Work out how many lines contain "luận". Reply with the count alone.

• • • •

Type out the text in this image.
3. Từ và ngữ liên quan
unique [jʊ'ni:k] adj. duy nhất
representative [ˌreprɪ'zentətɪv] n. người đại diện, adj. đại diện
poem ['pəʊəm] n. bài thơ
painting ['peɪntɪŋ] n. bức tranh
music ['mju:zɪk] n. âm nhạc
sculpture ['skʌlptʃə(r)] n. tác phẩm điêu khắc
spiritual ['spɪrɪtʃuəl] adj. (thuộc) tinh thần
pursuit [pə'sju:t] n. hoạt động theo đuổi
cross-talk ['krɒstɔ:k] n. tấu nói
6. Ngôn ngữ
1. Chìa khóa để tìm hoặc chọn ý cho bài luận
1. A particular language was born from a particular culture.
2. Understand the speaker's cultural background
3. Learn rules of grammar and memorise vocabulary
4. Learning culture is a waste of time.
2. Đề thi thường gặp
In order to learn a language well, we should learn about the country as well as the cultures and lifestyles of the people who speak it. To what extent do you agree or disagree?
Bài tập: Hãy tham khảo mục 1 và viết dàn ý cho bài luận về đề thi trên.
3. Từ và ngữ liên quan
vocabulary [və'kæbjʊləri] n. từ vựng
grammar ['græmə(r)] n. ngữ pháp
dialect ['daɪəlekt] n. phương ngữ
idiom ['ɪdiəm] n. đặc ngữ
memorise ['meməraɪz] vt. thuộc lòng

• • • •

## RESPONSE TO THE TASK
2